Dataset records
════

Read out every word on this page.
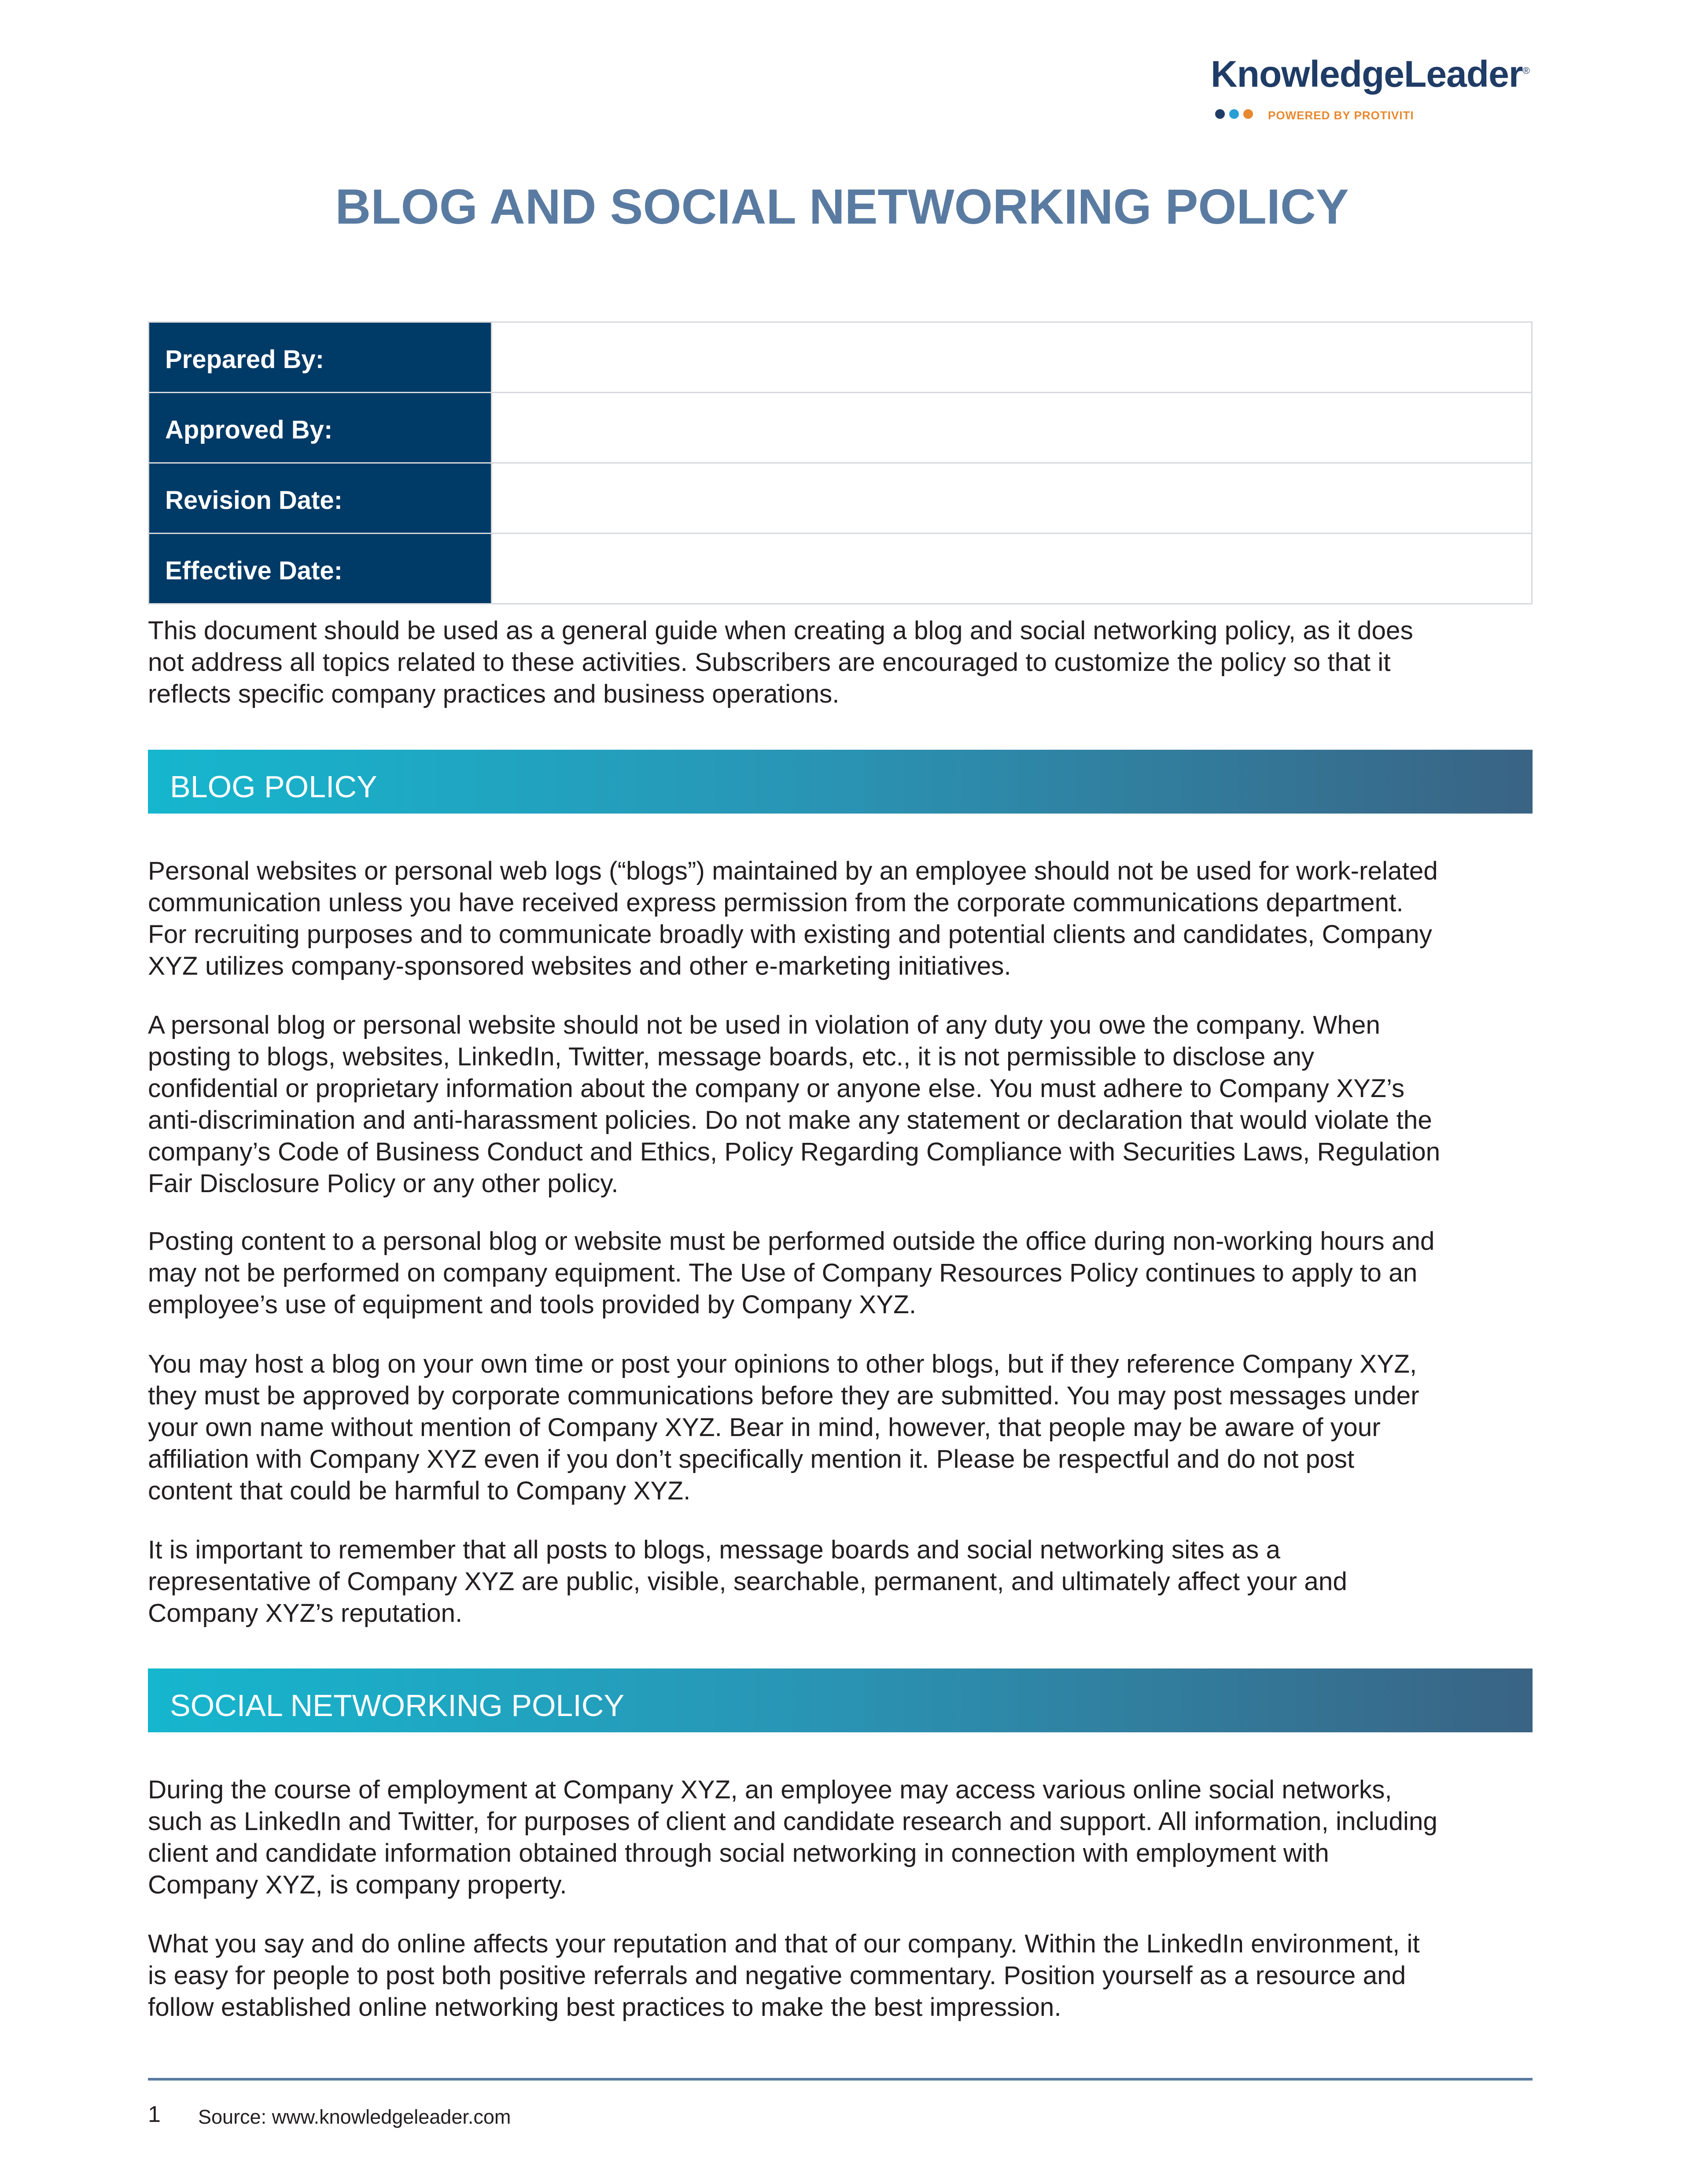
KnowledgeLeader®
POWERED BY PROTIVITI
BLOG AND SOCIAL NETWORKING POLICY
Prepared By:	
Approved By:	
Revision Date:	
Effective Date:	

This document should be used as a general guide when creating a blog and social networking policy, as it does
not address all topics related to these activities. Subscribers are encouraged to customize the policy so that it
reflects specific company practices and business operations.

BLOG POLICY

Personal websites or personal web logs (“blogs”) maintained by an employee should not be used for work-related
communication unless you have received express permission from the corporate communications department.
For recruiting purposes and to communicate broadly with existing and potential clients and candidates, Company
XYZ utilizes company-sponsored websites and other e-marketing initiatives.

A personal blog or personal website should not be used in violation of any duty you owe the company. When
posting to blogs, websites, LinkedIn, Twitter, message boards, etc., it is not permissible to disclose any
confidential or proprietary information about the company or anyone else. You must adhere to Company XYZ’s
anti-discrimination and anti-harassment policies. Do not make any statement or declaration that would violate the
company’s Code of Business Conduct and Ethics, Policy Regarding Compliance with Securities Laws, Regulation
Fair Disclosure Policy or any other policy.

Posting content to a personal blog or website must be performed outside the office during non-working hours and
may not be performed on company equipment. The Use of Company Resources Policy continues to apply to an
employee’s use of equipment and tools provided by Company XYZ.

You may host a blog on your own time or post your opinions to other blogs, but if they reference Company XYZ,
they must be approved by corporate communications before they are submitted. You may post messages under
your own name without mention of Company XYZ. Bear in mind, however, that people may be aware of your
affiliation with Company XYZ even if you don’t specifically mention it. Please be respectful and do not post
content that could be harmful to Company XYZ.

It is important to remember that all posts to blogs, message boards and social networking sites as a
representative of Company XYZ are public, visible, searchable, permanent, and ultimately affect your and
Company XYZ’s reputation.

SOCIAL NETWORKING POLICY

During the course of employment at Company XYZ, an employee may access various online social networks,
such as LinkedIn and Twitter, for purposes of client and candidate research and support. All information, including
client and candidate information obtained through social networking in connection with employment with
Company XYZ, is company property.

What you say and do online affects your reputation and that of our company. Within the LinkedIn environment, it
is easy for people to post both positive referrals and negative commentary. Position yourself as a resource and
follow established online networking best practices to make the best impression.

1 Source: www.knowledgeleader.com
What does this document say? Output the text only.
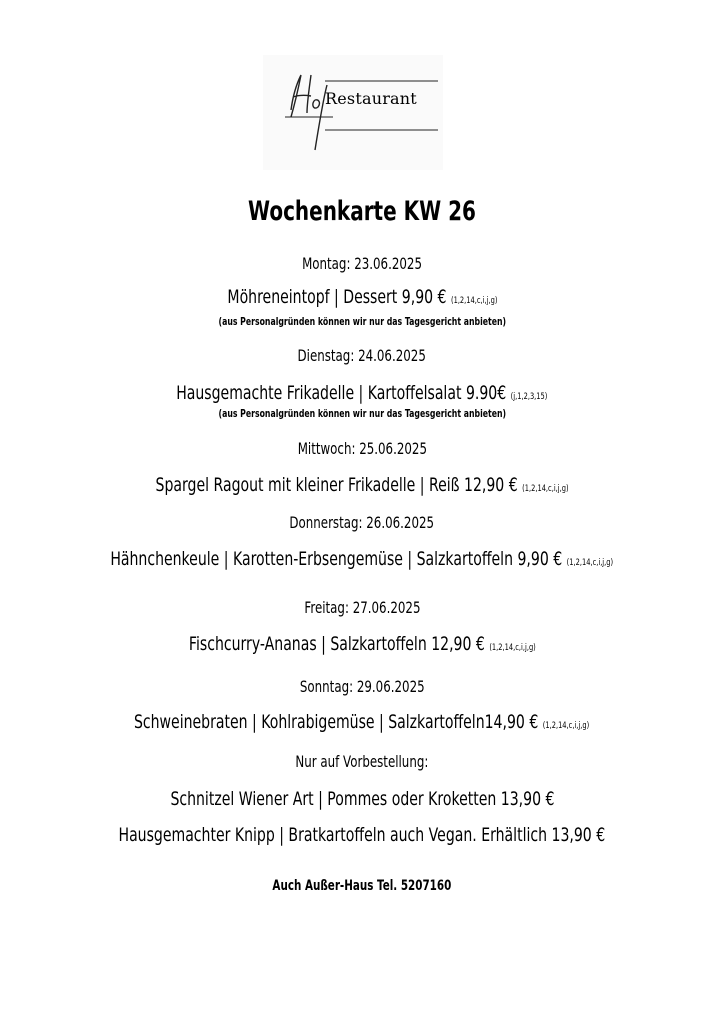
Restaurant
Wochenkarte KW 26
Montag: 23.06.2025
Möhreneintopf | Dessert 9,90 € (1,2,14,c,i,j,g)
(aus Personalgründen können wir nur das Tagesgericht anbieten)
Dienstag: 24.06.2025
Hausgemachte Frikadelle | Kartoffelsalat 9.90€ (j,1,2,3,15)
(aus Personalgründen können wir nur das Tagesgericht anbieten)
Mittwoch: 25.06.2025
Spargel Ragout mit kleiner Frikadelle | Reiß 12,90 € (1,2,14,c,i,j,g)
Donnerstag: 26.06.2025
Hähnchenkeule | Karotten-Erbsengemüse | Salzkartoffeln 9,90 € (1,2,14,c,i,j,g)
Freitag: 27.06.2025
Fischcurry-Ananas | Salzkartoffeln 12,90 € (1,2,14,c,i,j,g)
Sonntag: 29.06.2025
Schweinebraten | Kohlrabigemüse | Salzkartoffeln14,90 € (1,2,14,c,i,j,g)
Nur auf Vorbestellung:
Schnitzel Wiener Art | Pommes oder Kroketten 13,90 €
Hausgemachter Knipp | Bratkartoffeln auch Vegan. Erhältlich 13,90 €
Auch Außer-Haus Tel. 5207160
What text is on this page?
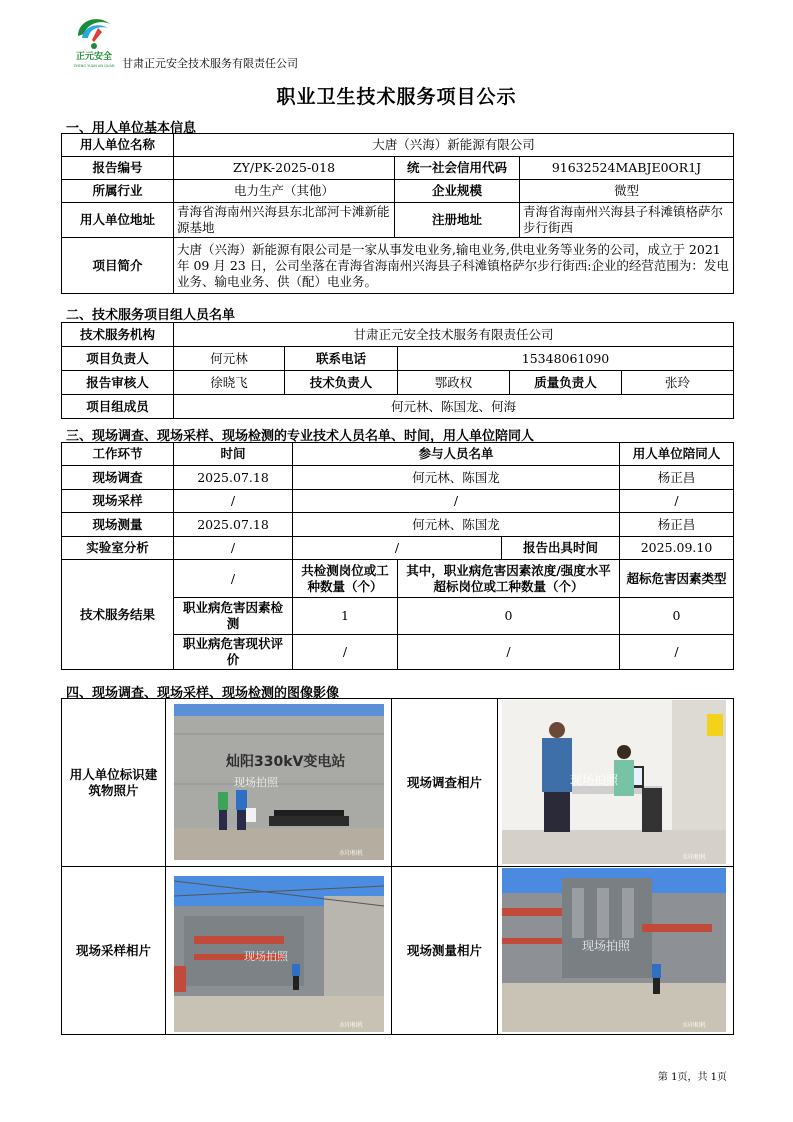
正元安全
ZHENG YUAN AN QUAN 甘肃正元安全技术服务有限责任公司
职业卫生技术服务项目公示
一、用人单位基本信息
用人单位名称	大唐（兴海）新能源有限公司		
报告编号	ZY/PK-2025-018	统一社会信用代码	91632524MABJE0OR1J
所属行业	电力生产（其他）	企业规模	微型
用人单位地址	青海省海南州兴海县东北部河卡滩新能源基地	注册地址	青海省海南州兴海县子科滩镇格萨尔步行街西
项目简介	大唐（兴海）新能源有限公司是一家从事发电业务,输电业务,供电业务等业务的公司，成立于 2021 年 09 月 23 日，公司坐落在青海省海南州兴海县子科滩镇格萨尔步行街西:企业的经营范围为：发电业务、输电业务、供（配）电业务。		
二、技术服务项目组人员名单
技术服务机构	甘肃正元安全技术服务有限责任公司				
项目负责人	何元林	联系电话	15348061090		
报告审核人	徐晓飞	技术负责人	鄂政权	质量负责人	张玲
项目组成员	何元林、陈国龙、何海				
三、现场调查、现场采样、现场检测的专业技术人员名单、时间，用人单位陪同人
工作环节	时间	参与人员名单			用人单位陪同人
现场调查	2025.07.18	何元林、陈国龙			杨正昌
现场采样	/	/			/
现场测量	2025.07.18	何元林、陈国龙			杨正昌
实验室分析	/	/		报告出具时间	2025.09.10
技术服务结果	/	共检测岗位或工种数量（个）	其中，职业病危害因素浓度/强度水平超标岗位或工种数量（个）		超标危害因素类型
	职业病危害因素检测	1	0		0
	职业病危害现状评价	/	/		/
四、现场调查、现场采样、现场检测的图像影像
用人单位标识建筑物照片		现场调查相片	
现场采样相片		现场测量相片	
灿阳330kV变电站
现场拍照
水印相机
现场拍照
水印相机
现场拍照
水印相机
现场拍照
水印相机
第 1页，共 1页
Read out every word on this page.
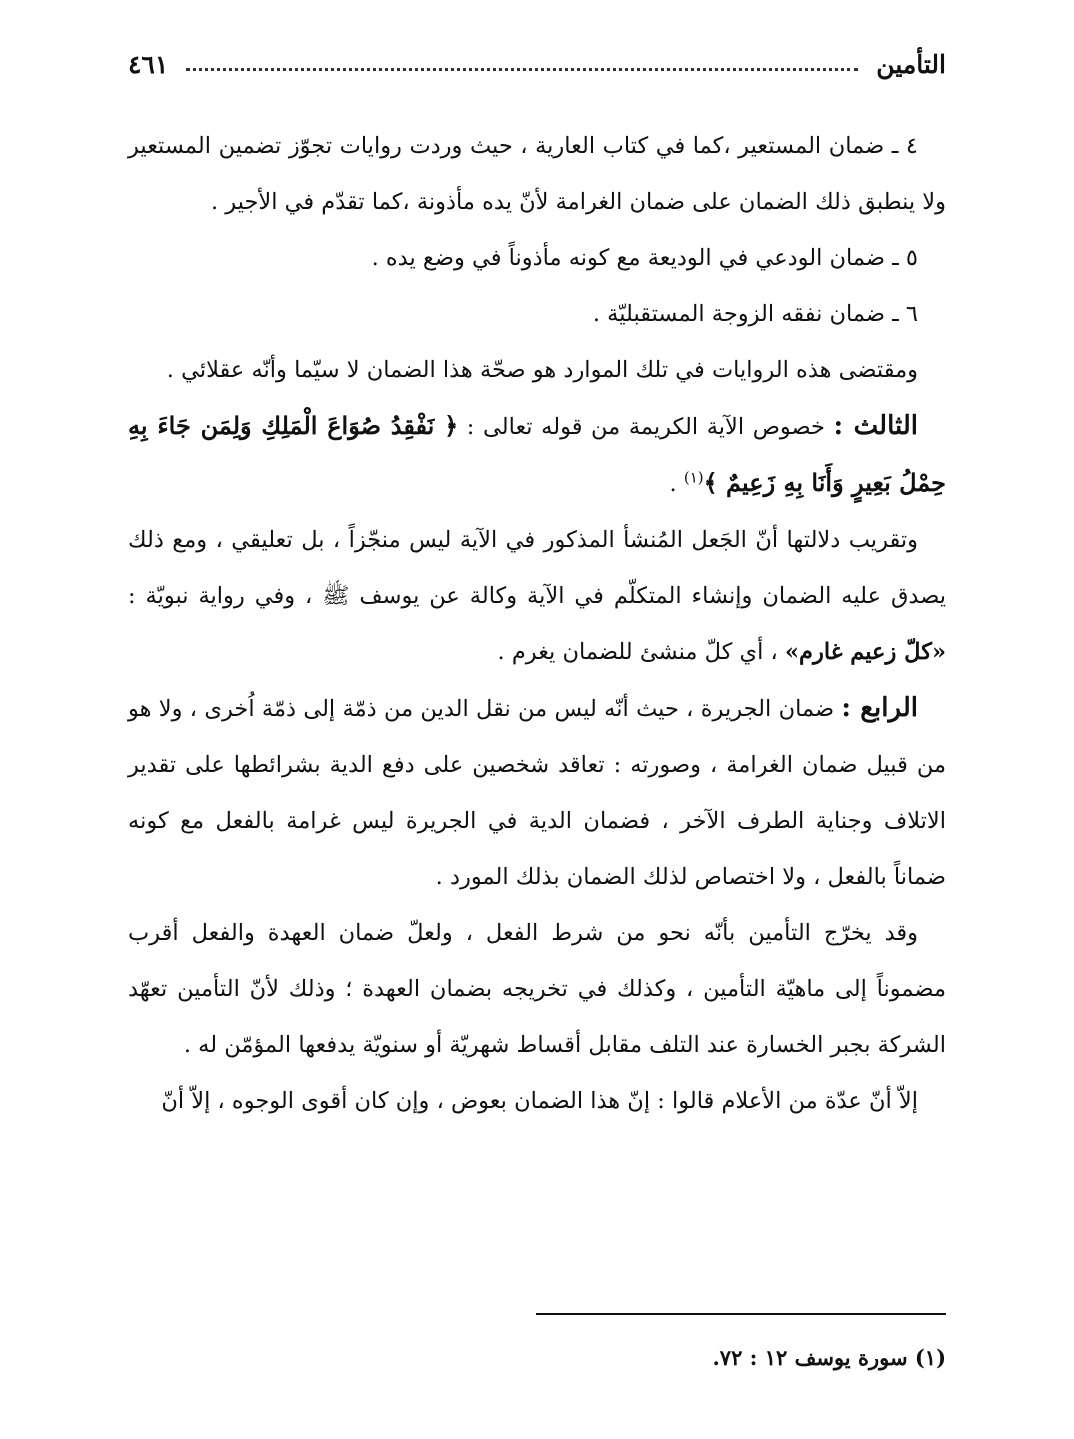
التأمين
٤٦١

٤ ـ ضمان المستعير ،كما في كتاب العارية ، حيث وردت روايات تجوّز تضمين المستعير ولا ينطبق ذلك الضمان على ضمان الغرامة لأنّ يده مأذونة ،كما تقدّم في الأجير .

٥ ـ ضمان الودعي في الوديعة مع كونه مأذوناً في وضع يده .

٦ ـ ضمان نفقه الزوجة المستقبليّة .

ومقتضى هذه الروايات في تلك الموارد هو صحّة هذا الضمان لا سيّما وأنّه عقلائي .

الثالث : خصوص الآية الكريمة من قوله تعالى : ﴿ نَفْقِدُ صُوَاعَ الْمَلِكِ وَلِمَن جَاءَ بِهِ حِمْلُ بَعِيرٍ وَأَنَا بِهِ زَعِيمٌ ﴾$^{(١)}$ .

وتقريب دلالتها أنّ الجَعل المُنشأ المذكور في الآية ليس منجّزاً ، بل تعليقي ، ومع ذلك يصدق عليه الضمان وإنشاء المتكلّم في الآية وكالة عن يوسف ﷺ ، وفي رواية نبويّة : «كلّ زعيم غارم» ، أي كلّ منشئ للضمان يغرم .

الرابع : ضمان الجريرة ، حيث أنّه ليس من نقل الدين من ذمّة إلى ذمّة اُخرى ، ولا هو من قبيل ضمان الغرامة ، وصورته : تعاقد شخصين على دفع الدية بشرائطها على تقدير الاتلاف وجناية الطرف الآخر ، فضمان الدية في الجريرة ليس غرامة بالفعل مع كونه ضماناً بالفعل ، ولا اختصاص لذلك الضمان بذلك المورد .

وقد يخرّج التأمين بأنّه نحو من شرط الفعل ، ولعلّ ضمان العهدة والفعل أقرب مضموناً إلى ماهيّة التأمين ، وكذلك في تخريجه بضمان العهدة ؛ وذلك لأنّ التأمين تعهّد الشركة بجبر الخسارة عند التلف مقابل أقساط شهريّة أو سنويّة يدفعها المؤمّن له .

إلاّ أنّ عدّة من الأعلام قالوا : إنّ هذا الضمان بعوض ، وإن كان أقوى الوجوه ، إلاّ أنّ

(١) سورة يوسف ١٢ : ٧٢.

════

◆ What to work on ◆
The copy should begin at the line containing "What text is on this page?" and end at the last line of the data above; please restate those lines word for word without the pictures.

◆ Output for this exercise ◆
What text is on this page?
正元安全
ZHENG YUAN AN QUAN 甘肃正元安全技术服务有限责任公司
职业卫生技术服务项目公示
一、用人单位基本信息
用人单位名称	大唐（兴海）新能源有限公司		
报告编号	ZY/PK-2025-018	统一社会信用代码	91632524MABJE0OR1J
所属行业	电力生产（其他）	企业规模	微型
用人单位地址	青海省海南州兴海县东北部河卡滩新能源基地	注册地址	青海省海南州兴海县子科滩镇格萨尔步行街西
项目简介	大唐（兴海）新能源有限公司是一家从事发电业务,输电业务,供电业务等业务的公司，成立于 2021 年 09 月 23 日，公司坐落在青海省海南州兴海县子科滩镇格萨尔步行街西:企业的经营范围为：发电业务、输电业务、供（配）电业务。		
二、技术服务项目组人员名单
技术服务机构	甘肃正元安全技术服务有限责任公司				
项目负责人	何元林	联系电话	15348061090		
报告审核人	徐晓飞	技术负责人	鄂政权	质量负责人	张玲
项目组成员	何元林、陈国龙、何海				
三、现场调查、现场采样、现场检测的专业技术人员名单、时间，用人单位陪同人
工作环节	时间	参与人员名单			用人单位陪同人
现场调查	2025.07.18	何元林、陈国龙			杨正昌
现场采样	/	/			/
现场测量	2025.07.18	何元林、陈国龙			杨正昌
实验室分析	/	/		报告出具时间	2025.09.10
技术服务结果	/	共检测岗位或工种数量（个）	其中，职业病危害因素浓度/强度水平超标岗位或工种数量（个）		超标危害因素类型
	职业病危害因素检测	1	0		0
	职业病危害现状评价	/	/		/
四、现场调查、现场采样、现场检测的图像影像
用人单位标识建筑物照片		现场调查相片	
现场采样相片		现场测量相片	
灿阳330kV变电站
现场拍照
水印相机
现场拍照
水印相机
现场拍照
水印相机
现场拍照
水印相机
第 1页，共 1页
Read out every word on this page.
التأمين
٤٦١

٤ ـ ضمان المستعير ،كما في كتاب العارية ، حيث وردت روايات تجوّز تضمين المستعير ولا ينطبق ذلك الضمان على ضمان الغرامة لأنّ يده مأذونة ،كما تقدّم في الأجير .

٥ ـ ضمان الودعي في الوديعة مع كونه مأذوناً في وضع يده .

٦ ـ ضمان نفقه الزوجة المستقبليّة .

ومقتضى هذه الروايات في تلك الموارد هو صحّة هذا الضمان لا سيّما وأنّه عقلائي .

الثالث : خصوص الآية الكريمة من قوله تعالى : ﴿ نَفْقِدُ صُوَاعَ الْمَلِكِ وَلِمَن جَاءَ بِهِ حِمْلُ بَعِيرٍ وَأَنَا بِهِ زَعِيمٌ ﴾$^{(١)}$ .

وتقريب دلالتها أنّ الجَعل المُنشأ المذكور في الآية ليس منجّزاً ، بل تعليقي ، ومع ذلك يصدق عليه الضمان وإنشاء المتكلّم في الآية وكالة عن يوسف ﷺ ، وفي رواية نبويّة : «كلّ زعيم غارم» ، أي كلّ منشئ للضمان يغرم .

الرابع : ضمان الجريرة ، حيث أنّه ليس من نقل الدين من ذمّة إلى ذمّة اُخرى ، ولا هو من قبيل ضمان الغرامة ، وصورته : تعاقد شخصين على دفع الدية بشرائطها على تقدير الاتلاف وجناية الطرف الآخر ، فضمان الدية في الجريرة ليس غرامة بالفعل مع كونه ضماناً بالفعل ، ولا اختصاص لذلك الضمان بذلك المورد .

وقد يخرّج التأمين بأنّه نحو من شرط الفعل ، ولعلّ ضمان العهدة والفعل أقرب مضموناً إلى ماهيّة التأمين ، وكذلك في تخريجه بضمان العهدة ؛ وذلك لأنّ التأمين تعهّد الشركة بجبر الخسارة عند التلف مقابل أقساط شهريّة أو سنويّة يدفعها المؤمّن له .

إلاّ أنّ عدّة من الأعلام قالوا : إنّ هذا الضمان بعوض ، وإن كان أقوى الوجوه ، إلاّ أنّ

(١) سورة يوسف ١٢ : ٧٢.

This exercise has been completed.